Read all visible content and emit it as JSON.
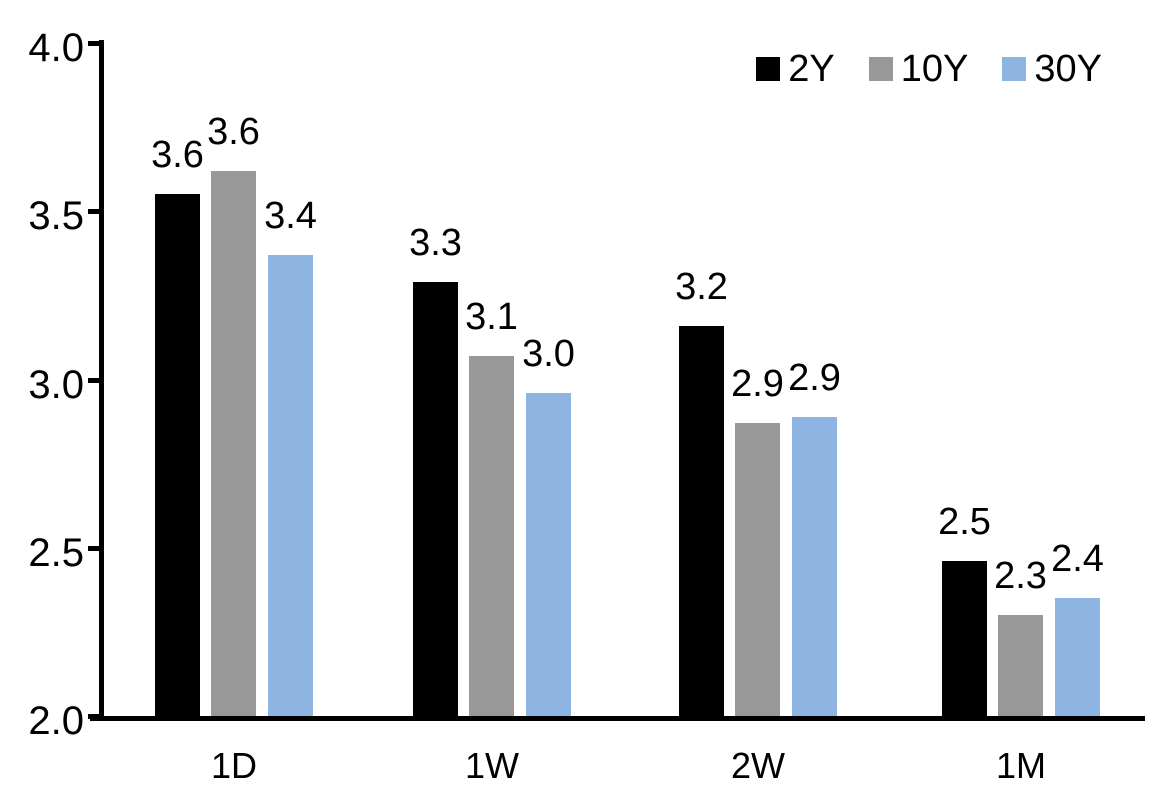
{
  "chart_data": {
    "type": "bar",
    "title": "",
    "xlabel": "",
    "ylabel": "",
    "categories": [
      "1D",
      "1W",
      "2W",
      "1M"
    ],
    "series": [
      {
        "name": "2Y",
        "color": "#000000",
        "values": [
          3.55,
          3.29,
          3.16,
          2.46
        ],
        "labels": [
          "3.6",
          "3.3",
          "3.2",
          "2.5"
        ]
      },
      {
        "name": "10Y",
        "color": "#989898",
        "values": [
          3.62,
          3.07,
          2.87,
          2.3
        ],
        "labels": [
          "3.6",
          "3.1",
          "2.9",
          "2.3"
        ]
      },
      {
        "name": "30Y",
        "color": "#8EB4E2",
        "values": [
          3.37,
          2.96,
          2.89,
          2.35
        ],
        "labels": [
          "3.4",
          "3.0",
          "2.9",
          "2.4"
        ]
      }
    ],
    "ylim": [
      2.0,
      4.0
    ],
    "yticks": [
      {
        "value": 4.0,
        "label": "4.0"
      },
      {
        "value": 3.5,
        "label": "3.5"
      },
      {
        "value": 3.0,
        "label": "3.0"
      },
      {
        "value": 2.5,
        "label": "2.5"
      },
      {
        "value": 2.0,
        "label": "2.0"
      }
    ],
    "grid": false,
    "legend_position": "top-right",
    "axis_color": "#000000",
    "text_color": "#000000",
    "background_color": "#ffffff"
  }
}
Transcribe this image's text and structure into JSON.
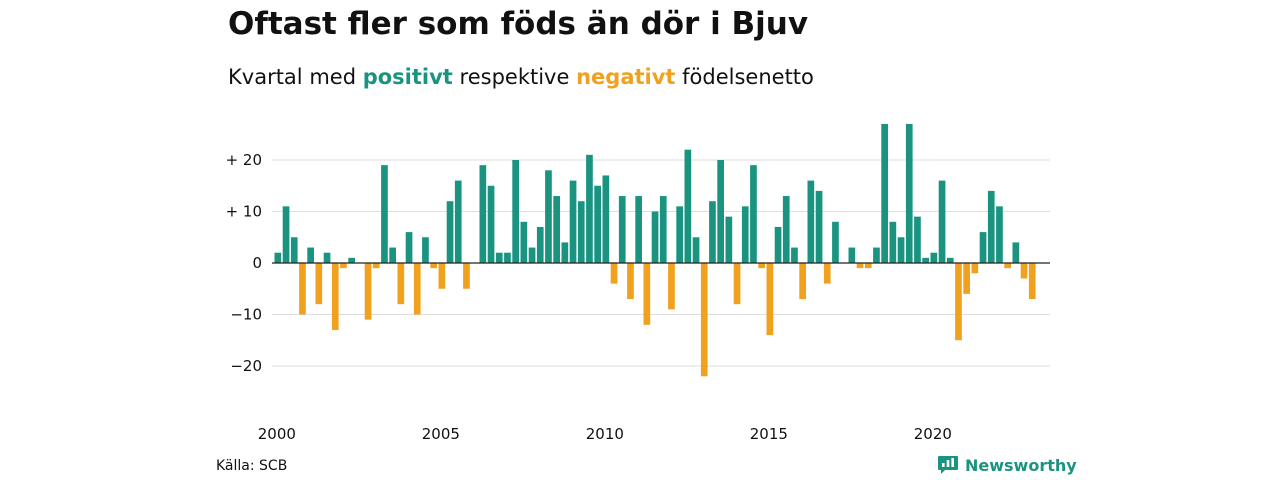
{
  "title": "Oftast fler som föds än dör i Bjuv",
  "subtitle": {
    "prefix": "Kvartal med",
    "positive_word": "positivt",
    "middle": "respektive",
    "negative_word": "negativt",
    "suffix": "födelsenetto"
  },
  "source": "Källa: SCB",
  "brand": {
    "name": "Newsworthy",
    "icon": "newsworthy-logo-icon"
  },
  "colors": {
    "positive": "#1a9480",
    "negative": "#f0a11e",
    "grid": "#dddddd",
    "axis": "#222222"
  },
  "chart_data": {
    "type": "bar",
    "x_start_year": 2000,
    "x_start_quarter": 1,
    "quarters_per_year": 4,
    "y_tick_values": [
      20,
      10,
      0,
      -10,
      -20
    ],
    "y_tick_labels": [
      "+ 20",
      "+ 10",
      "0",
      "−10",
      "−20"
    ],
    "x_tick_labels": [
      "2000",
      "2005",
      "2010",
      "2015",
      "2020"
    ],
    "ylim": [
      -27,
      27
    ],
    "grid": true,
    "values": [
      2,
      11,
      5,
      -10,
      3,
      -8,
      2,
      -13,
      -1,
      1,
      0,
      -11,
      -1,
      19,
      3,
      -8,
      6,
      -10,
      5,
      -1,
      -5,
      12,
      16,
      -5,
      0,
      19,
      15,
      2,
      2,
      20,
      8,
      3,
      7,
      18,
      13,
      4,
      16,
      12,
      21,
      15,
      17,
      -4,
      13,
      -7,
      13,
      -12,
      10,
      13,
      -9,
      11,
      22,
      5,
      -22,
      12,
      20,
      9,
      -8,
      11,
      19,
      -1,
      -14,
      7,
      13,
      3,
      -7,
      16,
      14,
      -4,
      8,
      0,
      3,
      -1,
      -1,
      3,
      27,
      8,
      5,
      27,
      9,
      1,
      2,
      16,
      1,
      -15,
      -6,
      -2,
      6,
      14,
      11,
      -1,
      4,
      -3,
      -7
    ]
  }
}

====

Without the pictures, retype exactly the lines from the one that holds "Transcribe this image's" to the last line of the data above, both of them included.

Transcribe this image's text and structure into JSON.
{
  "title": "Oftast fler som föds än dör i Bjuv",
  "subtitle": {
    "prefix": "Kvartal med",
    "positive_word": "positivt",
    "middle": "respektive",
    "negative_word": "negativt",
    "suffix": "födelsenetto"
  },
  "source": "Källa: SCB",
  "brand": {
    "name": "Newsworthy",
    "icon": "newsworthy-logo-icon"
  },
  "colors": {
    "positive": "#1a9480",
    "negative": "#f0a11e",
    "grid": "#dddddd",
    "axis": "#222222"
  },
  "chart_data": {
    "type": "bar",
    "x_start_year": 2000,
    "x_start_quarter": 1,
    "quarters_per_year": 4,
    "y_tick_values": [
      20,
      10,
      0,
      -10,
      -20
    ],
    "y_tick_labels": [
      "+ 20",
      "+ 10",
      "0",
      "−10",
      "−20"
    ],
    "x_tick_labels": [
      "2000",
      "2005",
      "2010",
      "2015",
      "2020"
    ],
    "ylim": [
      -27,
      27
    ],
    "grid": true,
    "values": [
      2,
      11,
      5,
      -10,
      3,
      -8,
      2,
      -13,
      -1,
      1,
      0,
      -11,
      -1,
      19,
      3,
      -8,
      6,
      -10,
      5,
      -1,
      -5,
      12,
      16,
      -5,
      0,
      19,
      15,
      2,
      2,
      20,
      8,
      3,
      7,
      18,
      13,
      4,
      16,
      12,
      21,
      15,
      17,
      -4,
      13,
      -7,
      13,
      -12,
      10,
      13,
      -9,
      11,
      22,
      5,
      -22,
      12,
      20,
      9,
      -8,
      11,
      19,
      -1,
      -14,
      7,
      13,
      3,
      -7,
      16,
      14,
      -4,
      8,
      0,
      3,
      -1,
      -1,
      3,
      27,
      8,
      5,
      27,
      9,
      1,
      2,
      16,
      1,
      -15,
      -6,
      -2,
      6,
      14,
      11,
      -1,
      4,
      -3,
      -7
    ]
  }
}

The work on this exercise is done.